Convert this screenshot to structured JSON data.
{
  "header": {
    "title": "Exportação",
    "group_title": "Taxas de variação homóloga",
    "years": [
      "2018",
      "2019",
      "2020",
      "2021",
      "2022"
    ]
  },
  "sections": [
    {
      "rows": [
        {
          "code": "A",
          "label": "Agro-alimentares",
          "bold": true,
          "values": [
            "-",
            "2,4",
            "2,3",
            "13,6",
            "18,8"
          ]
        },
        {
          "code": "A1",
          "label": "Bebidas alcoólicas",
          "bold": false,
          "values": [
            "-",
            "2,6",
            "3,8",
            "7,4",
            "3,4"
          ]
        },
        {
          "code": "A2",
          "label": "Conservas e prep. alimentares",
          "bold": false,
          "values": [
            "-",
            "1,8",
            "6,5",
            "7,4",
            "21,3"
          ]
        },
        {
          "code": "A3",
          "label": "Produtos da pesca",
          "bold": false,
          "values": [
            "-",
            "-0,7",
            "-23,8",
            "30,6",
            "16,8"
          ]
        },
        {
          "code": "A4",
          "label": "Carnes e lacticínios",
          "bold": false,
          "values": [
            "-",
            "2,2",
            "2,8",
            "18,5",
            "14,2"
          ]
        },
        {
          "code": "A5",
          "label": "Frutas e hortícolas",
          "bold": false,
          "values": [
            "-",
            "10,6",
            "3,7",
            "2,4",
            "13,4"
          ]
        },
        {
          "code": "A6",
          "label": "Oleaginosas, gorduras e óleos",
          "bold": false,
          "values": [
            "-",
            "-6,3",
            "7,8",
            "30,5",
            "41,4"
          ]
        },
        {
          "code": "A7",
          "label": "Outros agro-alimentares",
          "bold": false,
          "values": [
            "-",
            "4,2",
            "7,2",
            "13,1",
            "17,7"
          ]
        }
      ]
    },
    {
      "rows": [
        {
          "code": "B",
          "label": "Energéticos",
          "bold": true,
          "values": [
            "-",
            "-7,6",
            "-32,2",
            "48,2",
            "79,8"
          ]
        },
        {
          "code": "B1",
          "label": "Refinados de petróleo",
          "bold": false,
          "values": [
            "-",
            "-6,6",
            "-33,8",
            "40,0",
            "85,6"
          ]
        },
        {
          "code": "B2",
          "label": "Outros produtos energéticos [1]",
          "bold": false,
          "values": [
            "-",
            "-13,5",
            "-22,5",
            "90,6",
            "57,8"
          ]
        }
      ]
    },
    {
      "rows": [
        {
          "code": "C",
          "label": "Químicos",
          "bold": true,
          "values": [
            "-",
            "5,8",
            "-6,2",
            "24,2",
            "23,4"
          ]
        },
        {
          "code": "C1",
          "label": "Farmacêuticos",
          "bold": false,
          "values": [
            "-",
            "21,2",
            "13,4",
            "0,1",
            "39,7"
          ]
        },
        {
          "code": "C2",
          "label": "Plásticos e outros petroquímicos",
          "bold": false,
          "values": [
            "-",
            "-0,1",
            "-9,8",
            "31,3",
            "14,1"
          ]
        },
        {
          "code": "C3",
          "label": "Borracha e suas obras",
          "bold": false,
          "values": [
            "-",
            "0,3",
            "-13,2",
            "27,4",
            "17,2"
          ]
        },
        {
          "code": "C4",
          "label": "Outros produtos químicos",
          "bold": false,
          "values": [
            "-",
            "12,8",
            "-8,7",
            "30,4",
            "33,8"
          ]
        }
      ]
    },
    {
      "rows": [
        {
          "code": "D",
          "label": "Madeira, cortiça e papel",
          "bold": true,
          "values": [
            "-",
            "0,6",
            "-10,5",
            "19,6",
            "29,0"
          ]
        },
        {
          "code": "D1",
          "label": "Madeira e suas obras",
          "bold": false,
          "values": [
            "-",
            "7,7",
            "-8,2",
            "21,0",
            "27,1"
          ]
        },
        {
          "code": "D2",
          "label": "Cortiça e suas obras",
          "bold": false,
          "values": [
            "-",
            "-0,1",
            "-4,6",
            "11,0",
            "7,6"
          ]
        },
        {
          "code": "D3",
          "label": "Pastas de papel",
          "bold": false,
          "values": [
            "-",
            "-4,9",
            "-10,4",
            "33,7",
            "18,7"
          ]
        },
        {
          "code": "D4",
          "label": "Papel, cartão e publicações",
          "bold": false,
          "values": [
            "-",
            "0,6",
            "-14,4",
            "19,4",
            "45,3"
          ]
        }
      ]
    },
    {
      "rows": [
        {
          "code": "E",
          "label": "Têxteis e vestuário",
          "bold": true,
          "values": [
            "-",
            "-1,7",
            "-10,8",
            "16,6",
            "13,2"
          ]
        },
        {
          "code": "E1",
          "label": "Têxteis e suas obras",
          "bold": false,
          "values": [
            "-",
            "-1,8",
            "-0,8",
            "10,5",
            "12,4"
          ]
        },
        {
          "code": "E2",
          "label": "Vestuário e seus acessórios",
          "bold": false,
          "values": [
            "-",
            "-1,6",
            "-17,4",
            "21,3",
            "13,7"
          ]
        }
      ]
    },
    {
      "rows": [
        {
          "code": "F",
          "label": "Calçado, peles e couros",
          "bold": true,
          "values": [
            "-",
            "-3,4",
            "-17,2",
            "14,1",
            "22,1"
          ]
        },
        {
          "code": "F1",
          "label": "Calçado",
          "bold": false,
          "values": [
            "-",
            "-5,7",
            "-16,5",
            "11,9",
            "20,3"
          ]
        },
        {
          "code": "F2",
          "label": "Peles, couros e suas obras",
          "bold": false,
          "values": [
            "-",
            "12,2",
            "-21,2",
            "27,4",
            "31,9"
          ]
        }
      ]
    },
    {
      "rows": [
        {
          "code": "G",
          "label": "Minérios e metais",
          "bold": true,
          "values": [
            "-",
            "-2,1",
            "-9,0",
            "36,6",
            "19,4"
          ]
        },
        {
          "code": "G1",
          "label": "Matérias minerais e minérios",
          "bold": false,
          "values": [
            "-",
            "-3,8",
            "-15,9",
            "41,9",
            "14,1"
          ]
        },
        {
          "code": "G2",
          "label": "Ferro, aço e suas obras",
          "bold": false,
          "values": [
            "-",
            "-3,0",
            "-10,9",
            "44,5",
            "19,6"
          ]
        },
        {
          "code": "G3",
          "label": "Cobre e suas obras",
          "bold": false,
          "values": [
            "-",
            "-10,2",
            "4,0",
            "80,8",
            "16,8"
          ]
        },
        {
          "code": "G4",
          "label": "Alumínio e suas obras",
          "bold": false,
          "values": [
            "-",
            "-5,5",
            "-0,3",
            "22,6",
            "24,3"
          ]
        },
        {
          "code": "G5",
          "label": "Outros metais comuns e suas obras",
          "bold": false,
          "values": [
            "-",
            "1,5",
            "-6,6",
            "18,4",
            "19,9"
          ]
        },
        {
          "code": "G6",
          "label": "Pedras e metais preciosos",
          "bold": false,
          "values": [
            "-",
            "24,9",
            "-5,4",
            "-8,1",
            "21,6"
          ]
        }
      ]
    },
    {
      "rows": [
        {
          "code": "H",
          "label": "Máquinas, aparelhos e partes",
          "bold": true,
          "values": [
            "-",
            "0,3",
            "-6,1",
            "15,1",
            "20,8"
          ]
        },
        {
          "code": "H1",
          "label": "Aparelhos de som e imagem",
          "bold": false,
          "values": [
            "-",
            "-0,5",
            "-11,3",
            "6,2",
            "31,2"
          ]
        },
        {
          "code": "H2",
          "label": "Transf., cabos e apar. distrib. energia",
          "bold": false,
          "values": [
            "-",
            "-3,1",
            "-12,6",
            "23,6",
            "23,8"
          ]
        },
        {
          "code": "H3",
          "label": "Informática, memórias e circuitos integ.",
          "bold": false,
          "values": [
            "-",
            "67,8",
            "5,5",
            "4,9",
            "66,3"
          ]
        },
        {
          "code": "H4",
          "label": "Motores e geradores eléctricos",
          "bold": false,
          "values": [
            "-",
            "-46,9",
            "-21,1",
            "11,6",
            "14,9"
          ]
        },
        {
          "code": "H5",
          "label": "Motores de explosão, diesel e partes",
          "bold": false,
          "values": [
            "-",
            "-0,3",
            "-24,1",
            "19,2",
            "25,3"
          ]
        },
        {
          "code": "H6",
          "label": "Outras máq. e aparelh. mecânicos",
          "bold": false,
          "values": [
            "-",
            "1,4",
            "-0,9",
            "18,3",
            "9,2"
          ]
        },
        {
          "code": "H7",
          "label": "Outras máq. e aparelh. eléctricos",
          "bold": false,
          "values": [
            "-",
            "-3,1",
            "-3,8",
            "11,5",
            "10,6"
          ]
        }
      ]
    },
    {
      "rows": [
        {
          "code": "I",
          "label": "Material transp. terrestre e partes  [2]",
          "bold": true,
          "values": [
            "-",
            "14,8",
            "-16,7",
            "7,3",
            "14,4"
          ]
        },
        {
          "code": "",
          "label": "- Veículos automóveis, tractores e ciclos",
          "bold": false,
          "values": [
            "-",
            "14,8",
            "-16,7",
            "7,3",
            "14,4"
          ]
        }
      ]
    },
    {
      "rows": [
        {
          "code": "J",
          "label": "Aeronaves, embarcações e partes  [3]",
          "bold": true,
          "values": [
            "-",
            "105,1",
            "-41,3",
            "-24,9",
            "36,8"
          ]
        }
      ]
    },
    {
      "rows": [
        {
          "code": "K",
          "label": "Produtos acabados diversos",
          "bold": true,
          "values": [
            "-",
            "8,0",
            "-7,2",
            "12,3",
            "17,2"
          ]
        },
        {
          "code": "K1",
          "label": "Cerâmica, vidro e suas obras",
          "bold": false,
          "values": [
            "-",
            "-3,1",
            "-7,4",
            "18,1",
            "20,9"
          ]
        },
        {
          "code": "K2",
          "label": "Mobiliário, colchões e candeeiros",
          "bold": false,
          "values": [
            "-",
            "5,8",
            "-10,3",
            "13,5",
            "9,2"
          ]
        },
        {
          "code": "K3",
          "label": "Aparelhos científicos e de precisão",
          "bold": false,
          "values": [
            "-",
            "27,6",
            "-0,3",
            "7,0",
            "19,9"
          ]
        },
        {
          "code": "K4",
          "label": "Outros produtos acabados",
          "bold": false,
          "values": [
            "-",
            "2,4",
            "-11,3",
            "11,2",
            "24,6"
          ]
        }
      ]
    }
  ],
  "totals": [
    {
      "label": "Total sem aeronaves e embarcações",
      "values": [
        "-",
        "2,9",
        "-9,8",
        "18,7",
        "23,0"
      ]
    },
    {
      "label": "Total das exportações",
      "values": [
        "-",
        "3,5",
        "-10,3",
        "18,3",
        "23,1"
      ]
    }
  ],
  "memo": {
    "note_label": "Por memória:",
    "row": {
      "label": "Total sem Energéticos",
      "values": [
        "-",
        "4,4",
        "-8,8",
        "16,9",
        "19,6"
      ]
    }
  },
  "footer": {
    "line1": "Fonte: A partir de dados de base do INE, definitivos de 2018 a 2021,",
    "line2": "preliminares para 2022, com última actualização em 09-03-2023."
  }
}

--

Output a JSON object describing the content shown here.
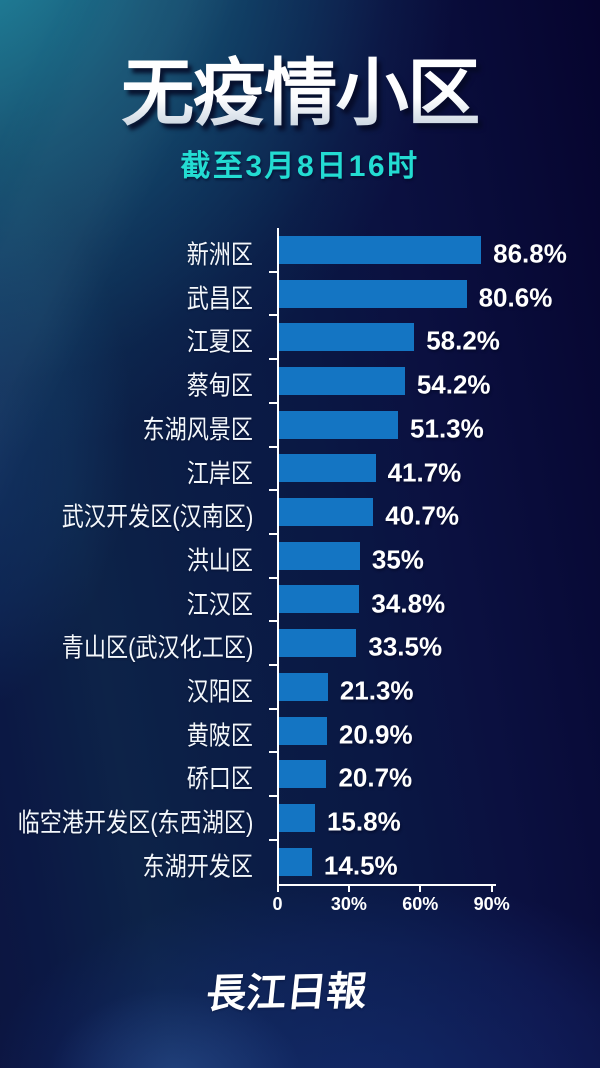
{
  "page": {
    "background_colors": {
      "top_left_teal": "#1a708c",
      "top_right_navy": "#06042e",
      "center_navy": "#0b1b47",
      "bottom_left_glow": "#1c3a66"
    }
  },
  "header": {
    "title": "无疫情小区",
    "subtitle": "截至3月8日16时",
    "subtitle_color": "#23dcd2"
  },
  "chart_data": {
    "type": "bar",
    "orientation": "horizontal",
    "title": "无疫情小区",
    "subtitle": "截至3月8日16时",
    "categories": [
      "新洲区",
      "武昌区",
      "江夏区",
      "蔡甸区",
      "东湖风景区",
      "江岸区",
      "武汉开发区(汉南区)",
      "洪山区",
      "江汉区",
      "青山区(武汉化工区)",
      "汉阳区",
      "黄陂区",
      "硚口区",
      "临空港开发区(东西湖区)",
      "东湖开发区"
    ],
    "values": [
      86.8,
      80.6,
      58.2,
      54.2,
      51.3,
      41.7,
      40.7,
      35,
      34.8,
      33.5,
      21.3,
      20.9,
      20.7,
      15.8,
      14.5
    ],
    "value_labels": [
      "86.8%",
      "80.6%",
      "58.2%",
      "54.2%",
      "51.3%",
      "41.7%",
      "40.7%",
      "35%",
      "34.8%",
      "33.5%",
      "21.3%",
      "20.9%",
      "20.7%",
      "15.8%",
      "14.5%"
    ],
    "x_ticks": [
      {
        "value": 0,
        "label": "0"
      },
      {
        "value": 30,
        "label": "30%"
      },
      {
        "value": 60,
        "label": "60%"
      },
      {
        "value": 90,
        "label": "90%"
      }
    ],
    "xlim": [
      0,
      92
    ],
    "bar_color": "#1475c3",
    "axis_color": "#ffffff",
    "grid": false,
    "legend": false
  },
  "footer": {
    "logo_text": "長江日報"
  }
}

● Requirements
Take each line of the material that contains the word "suas" and list it.

● Answer to the task
          "label": "Borracha e suas obras",
          "label": "Madeira e suas obras",
          "label": "Cortiça e suas obras",
          "label": "Têxteis e suas obras",
          "label": "Peles, couros e suas obras",
          "label": "Ferro, aço e suas obras",
          "label": "Cobre e suas obras",
          "label": "Alumínio e suas obras",
          "label": "Outros metais comuns e suas obras",
          "label": "Cerâmica, vidro e suas obras",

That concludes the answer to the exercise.